* **JOB**
Please repeat all of the lines that follow, exactly as written.

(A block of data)
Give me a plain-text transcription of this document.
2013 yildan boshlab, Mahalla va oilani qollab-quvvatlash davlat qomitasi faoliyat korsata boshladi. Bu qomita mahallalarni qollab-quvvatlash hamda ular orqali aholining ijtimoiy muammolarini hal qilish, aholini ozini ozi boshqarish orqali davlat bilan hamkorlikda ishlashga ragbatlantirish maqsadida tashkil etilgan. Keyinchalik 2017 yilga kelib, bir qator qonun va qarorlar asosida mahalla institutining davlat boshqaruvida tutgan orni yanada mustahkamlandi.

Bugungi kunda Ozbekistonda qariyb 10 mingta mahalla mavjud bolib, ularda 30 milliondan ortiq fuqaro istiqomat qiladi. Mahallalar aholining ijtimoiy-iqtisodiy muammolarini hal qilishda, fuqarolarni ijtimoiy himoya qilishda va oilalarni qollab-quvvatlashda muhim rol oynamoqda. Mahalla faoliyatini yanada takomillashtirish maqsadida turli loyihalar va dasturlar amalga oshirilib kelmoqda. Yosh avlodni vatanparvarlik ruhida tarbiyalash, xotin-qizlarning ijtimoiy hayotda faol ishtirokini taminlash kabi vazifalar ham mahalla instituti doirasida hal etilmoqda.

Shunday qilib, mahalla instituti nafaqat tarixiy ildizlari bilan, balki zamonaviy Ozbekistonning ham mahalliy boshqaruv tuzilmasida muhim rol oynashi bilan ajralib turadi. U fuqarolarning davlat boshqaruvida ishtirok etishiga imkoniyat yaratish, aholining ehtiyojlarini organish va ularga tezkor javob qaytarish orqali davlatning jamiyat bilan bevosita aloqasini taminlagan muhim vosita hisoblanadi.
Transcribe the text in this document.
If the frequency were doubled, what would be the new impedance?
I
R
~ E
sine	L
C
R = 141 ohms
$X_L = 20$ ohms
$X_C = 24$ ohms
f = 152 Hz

* **REPLY TO THE TASK**
Give me a plain-text transcription of this document.
2013 yildan boshlab, Mahalla va oilani qollab-quvvatlash davlat qomitasi faoliyat korsata boshladi. Bu qomita mahallalarni qollab-quvvatlash hamda ular orqali aholining ijtimoiy muammolarini hal qilish, aholini ozini ozi boshqarish orqali davlat bilan hamkorlikda ishlashga ragbatlantirish maqsadida tashkil etilgan. Keyinchalik 2017 yilga kelib, bir qator qonun va qarorlar asosida mahalla institutining davlat boshqaruvida tutgan orni yanada mustahkamlandi.

Bugungi kunda Ozbekistonda qariyb 10 mingta mahalla mavjud bolib, ularda 30 milliondan ortiq fuqaro istiqomat qiladi. Mahallalar aholining ijtimoiy-iqtisodiy muammolarini hal qilishda, fuqarolarni ijtimoiy himoya qilishda va oilalarni qollab-quvvatlashda muhim rol oynamoqda. Mahalla faoliyatini yanada takomillashtirish maqsadida turli loyihalar va dasturlar amalga oshirilib kelmoqda. Yosh avlodni vatanparvarlik ruhida tarbiyalash, xotin-qizlarning ijtimoiy hayotda faol ishtirokini taminlash kabi vazifalar ham mahalla instituti doirasida hal etilmoqda.

Shunday qilib, mahalla instituti nafaqat tarixiy ildizlari bilan, balki zamonaviy Ozbekistonning ham mahalliy boshqaruv tuzilmasida muhim rol oynashi bilan ajralib turadi. U fuqarolarning davlat boshqaruvida ishtirok etishiga imkoniyat yaratish, aholining ehtiyojlarini organish va ularga tezkor javob qaytarish orqali davlatning jamiyat bilan bevosita aloqasini taminlagan muhim vosita hisoblanadi.
Transcribe the text in this document.
If the frequency were doubled, what would be the new impedance?
I
R
~ E
sine	L
C
R = 141 ohms
$X_L = 20$ ohms
$X_C = 24$ ohms
f = 152 Hz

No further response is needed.